» EXERCISE DATA:
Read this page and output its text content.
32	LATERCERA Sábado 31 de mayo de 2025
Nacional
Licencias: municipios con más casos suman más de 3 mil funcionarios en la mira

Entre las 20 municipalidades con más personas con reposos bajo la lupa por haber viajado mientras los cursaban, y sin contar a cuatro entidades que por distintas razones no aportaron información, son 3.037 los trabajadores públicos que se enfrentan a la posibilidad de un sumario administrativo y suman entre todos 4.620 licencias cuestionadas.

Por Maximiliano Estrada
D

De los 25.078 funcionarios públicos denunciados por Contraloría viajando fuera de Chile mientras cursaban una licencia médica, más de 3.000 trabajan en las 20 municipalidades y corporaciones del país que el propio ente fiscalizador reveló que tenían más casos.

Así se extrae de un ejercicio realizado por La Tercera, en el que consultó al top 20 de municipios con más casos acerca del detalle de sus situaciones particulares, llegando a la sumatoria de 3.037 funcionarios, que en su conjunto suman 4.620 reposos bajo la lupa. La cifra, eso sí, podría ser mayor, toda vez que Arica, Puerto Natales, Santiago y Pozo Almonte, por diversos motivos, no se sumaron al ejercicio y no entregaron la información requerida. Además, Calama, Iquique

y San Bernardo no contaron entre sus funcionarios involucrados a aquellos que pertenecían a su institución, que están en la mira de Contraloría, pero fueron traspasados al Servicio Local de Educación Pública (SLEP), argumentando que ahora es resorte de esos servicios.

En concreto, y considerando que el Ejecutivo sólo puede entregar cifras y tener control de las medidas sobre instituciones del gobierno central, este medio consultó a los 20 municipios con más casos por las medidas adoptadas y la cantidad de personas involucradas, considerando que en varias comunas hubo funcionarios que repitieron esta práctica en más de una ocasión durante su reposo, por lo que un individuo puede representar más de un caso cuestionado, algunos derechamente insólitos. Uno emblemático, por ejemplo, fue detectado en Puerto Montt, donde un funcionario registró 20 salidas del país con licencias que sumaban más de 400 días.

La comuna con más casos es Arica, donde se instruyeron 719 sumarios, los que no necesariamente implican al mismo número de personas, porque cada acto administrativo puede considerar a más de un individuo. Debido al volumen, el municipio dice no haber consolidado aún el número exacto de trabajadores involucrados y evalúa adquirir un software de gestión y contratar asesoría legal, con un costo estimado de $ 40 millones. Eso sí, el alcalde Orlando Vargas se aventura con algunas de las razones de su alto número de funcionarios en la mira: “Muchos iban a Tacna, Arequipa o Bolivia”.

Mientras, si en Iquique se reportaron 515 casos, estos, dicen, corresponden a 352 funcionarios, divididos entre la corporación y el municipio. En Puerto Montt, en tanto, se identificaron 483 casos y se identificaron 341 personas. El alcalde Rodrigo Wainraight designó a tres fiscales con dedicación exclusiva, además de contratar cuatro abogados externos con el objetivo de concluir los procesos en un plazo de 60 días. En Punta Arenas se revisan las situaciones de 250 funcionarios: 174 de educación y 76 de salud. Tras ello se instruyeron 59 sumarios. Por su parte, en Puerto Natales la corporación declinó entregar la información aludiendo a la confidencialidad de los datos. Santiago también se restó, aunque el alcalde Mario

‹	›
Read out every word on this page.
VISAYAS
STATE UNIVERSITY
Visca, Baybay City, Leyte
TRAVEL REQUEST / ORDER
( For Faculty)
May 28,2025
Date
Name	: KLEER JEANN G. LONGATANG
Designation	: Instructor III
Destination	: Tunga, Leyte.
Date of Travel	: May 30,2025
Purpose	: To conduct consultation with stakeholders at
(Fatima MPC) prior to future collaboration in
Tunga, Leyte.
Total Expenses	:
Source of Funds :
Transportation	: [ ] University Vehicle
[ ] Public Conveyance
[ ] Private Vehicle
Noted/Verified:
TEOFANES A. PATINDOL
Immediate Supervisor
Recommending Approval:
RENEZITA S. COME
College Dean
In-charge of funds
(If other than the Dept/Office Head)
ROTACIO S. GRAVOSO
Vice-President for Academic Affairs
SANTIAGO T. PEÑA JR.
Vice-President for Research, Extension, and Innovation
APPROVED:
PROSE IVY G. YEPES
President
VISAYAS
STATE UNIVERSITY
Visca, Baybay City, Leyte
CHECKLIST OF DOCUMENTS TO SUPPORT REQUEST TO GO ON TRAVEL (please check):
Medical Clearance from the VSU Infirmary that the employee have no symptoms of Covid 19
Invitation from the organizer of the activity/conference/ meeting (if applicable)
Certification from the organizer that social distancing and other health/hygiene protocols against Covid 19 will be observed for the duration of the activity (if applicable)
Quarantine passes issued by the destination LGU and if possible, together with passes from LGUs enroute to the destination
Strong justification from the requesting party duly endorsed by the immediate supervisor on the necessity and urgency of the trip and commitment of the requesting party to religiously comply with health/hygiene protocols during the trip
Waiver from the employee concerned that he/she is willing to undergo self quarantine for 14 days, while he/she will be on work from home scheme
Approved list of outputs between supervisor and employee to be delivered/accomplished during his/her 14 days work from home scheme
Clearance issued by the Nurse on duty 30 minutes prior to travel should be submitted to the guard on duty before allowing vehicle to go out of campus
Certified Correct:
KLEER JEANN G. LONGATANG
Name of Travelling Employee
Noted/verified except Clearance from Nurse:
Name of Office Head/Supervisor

» AIM: Find the word "Nurse" in the records and pull out each line that has it.

» TASK RESPONSE:
Clearance issued by the Nurse on duty 30 minutes prior to travel should be submitted to the guard on duty before allowing vehicle to go out of campus
Noted/verified except Clearance from Nurse:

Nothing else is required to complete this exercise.